### Goal
Recast the lines of the entries below as a JSON list of strings, one string per line, skipping blank lines and leaving out the images.

### Recorded information
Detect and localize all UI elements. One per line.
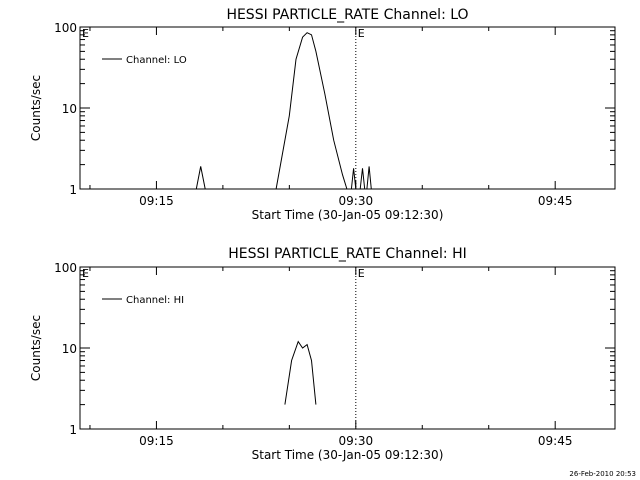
y-tick-label: 1 (69, 423, 77, 437)
flag-label-start: E (82, 267, 89, 280)
flag-label: E (358, 267, 365, 280)
generation-timestamp: 26-Feb-2010 20:53 (569, 470, 636, 478)
x-axis-label: Start Time (30-Jan-05 09:12:30) (252, 208, 444, 222)
panel-hi: HESSI PARTICLE_RATE Channel: HI 09:15 09:3… (29, 246, 616, 462)
y-tick-label: 10 (62, 102, 77, 116)
chart-title: HESSI PARTICLE_RATE Channel: LO (226, 7, 468, 23)
x-tick-label: 09:30 (339, 194, 374, 208)
legend-label: Channel: LO (126, 55, 187, 66)
series-line (366, 166, 372, 190)
panel-lo: HESSI PARTICLE_RATE Channel: LO 09:15 09:3… (29, 7, 616, 222)
plot-frame (79, 26, 616, 190)
flag-label: E (358, 27, 365, 40)
y-axis-label: Counts/sec (29, 75, 43, 141)
y-tick-label: 1 (69, 183, 77, 197)
plot-frame (79, 266, 616, 430)
y-tick-label: 100 (54, 261, 77, 275)
flag-label-start: E (82, 27, 89, 40)
series-line (195, 166, 206, 190)
y-axis-label: Counts/sec (29, 315, 43, 381)
x-tick-label: 09:15 (139, 194, 174, 208)
x-tick-label: 09:30 (339, 434, 374, 448)
series-line (359, 168, 366, 190)
series-line (284, 340, 317, 405)
series-line (350, 168, 357, 190)
legend-label: Channel: HI (126, 295, 184, 306)
x-tick-label: 09:45 (538, 194, 573, 208)
y-tick-label: 100 (54, 21, 77, 35)
x-axis-label: Start Time (30-Jan-05 09:12:30) (252, 448, 444, 462)
y-tick-label: 10 (62, 342, 77, 356)
chart-title: HESSI PARTICLE_RATE Channel: HI (228, 246, 466, 262)
series-line (275, 32, 348, 190)
x-tick-label: 09:15 (139, 434, 174, 448)
x-tick-label: 09:45 (538, 434, 573, 448)
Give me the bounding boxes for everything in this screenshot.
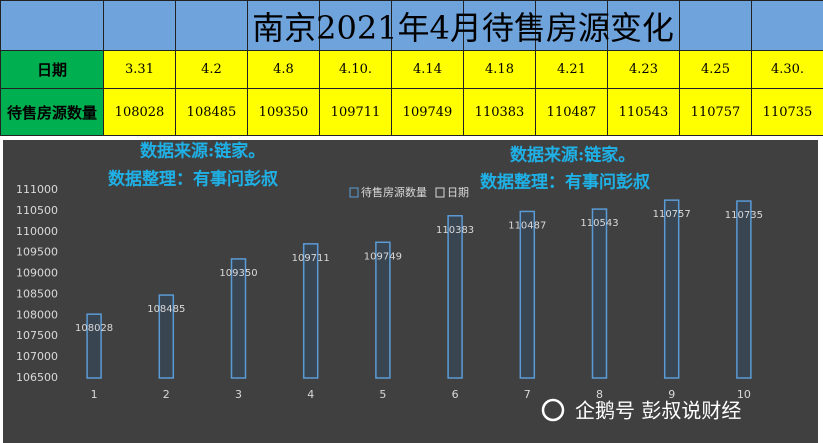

### Solution to this exercise
[
  "Detect and localize all UI elements. One per line.",
  "y-tick-label: 1 (69, 423, 77, 437)",
  "flag-label-start: E (82, 267, 89, 280)",
  "flag-label: E (358, 267, 365, 280)",
  "generation-timestamp: 26-Feb-2010 20:53 (569, 470, 636, 478)",
  "x-axis-label: Start Time (30-Jan-05 09:12:30) (252, 208, 444, 222)",
  "panel-hi: HESSI PARTICLE_RATE Channel: HI 09:15 09:3… (29, 246, 616, 462)",
  "y-tick-label: 10 (62, 102, 77, 116)",
  "chart-title: HESSI PARTICLE_RATE Channel: LO (226, 7, 468, 23)",
  "x-tick-label: 09:30 (339, 194, 374, 208)",
  "legend-label: Channel: LO (126, 55, 187, 66)",
  "series-line (366, 166, 372, 190)",
  "panel-lo: HESSI PARTICLE_RATE Channel: LO 09:15 09:3… (29, 7, 616, 222)",
  "plot-frame (79, 26, 616, 190)",
  "flag-label: E (358, 27, 365, 40)",
  "y-axis-label: Counts/sec (29, 75, 43, 141)",
  "y-tick-label: 1 (69, 183, 77, 197)",
  "plot-frame (79, 266, 616, 430)",
  "y-tick-label: 100 (54, 261, 77, 275)",
  "flag-label-start: E (82, 27, 89, 40)",
  "series-line (195, 166, 206, 190)",
  "y-axis-label: Counts/sec (29, 315, 43, 381)",
  "x-tick-label: 09:15 (139, 194, 174, 208)",
  "x-tick-label: 09:30 (339, 434, 374, 448)",
  "series-line (359, 168, 366, 190)",
  "series-line (284, 340, 317, 405)",
  "series-line (350, 168, 357, 190)",
  "legend-label: Channel: HI (126, 295, 184, 306)",
  "x-tick-label: 09:45 (538, 194, 573, 208)",
  "y-tick-label: 100 (54, 21, 77, 35)",
  "x-axis-label: Start Time (30-Jan-05 09:12:30) (252, 448, 444, 462)",
  "y-tick-label: 10 (62, 342, 77, 356)",
  "chart-title: HESSI PARTICLE_RATE Channel: HI (228, 246, 466, 262)",
  "series-line (275, 32, 348, 190)",
  "x-tick-label: 09:15 (139, 434, 174, 448)",
  "x-tick-label: 09:45 (538, 434, 573, 448)",
  "Give me the bounding boxes for everything in this screenshot."
]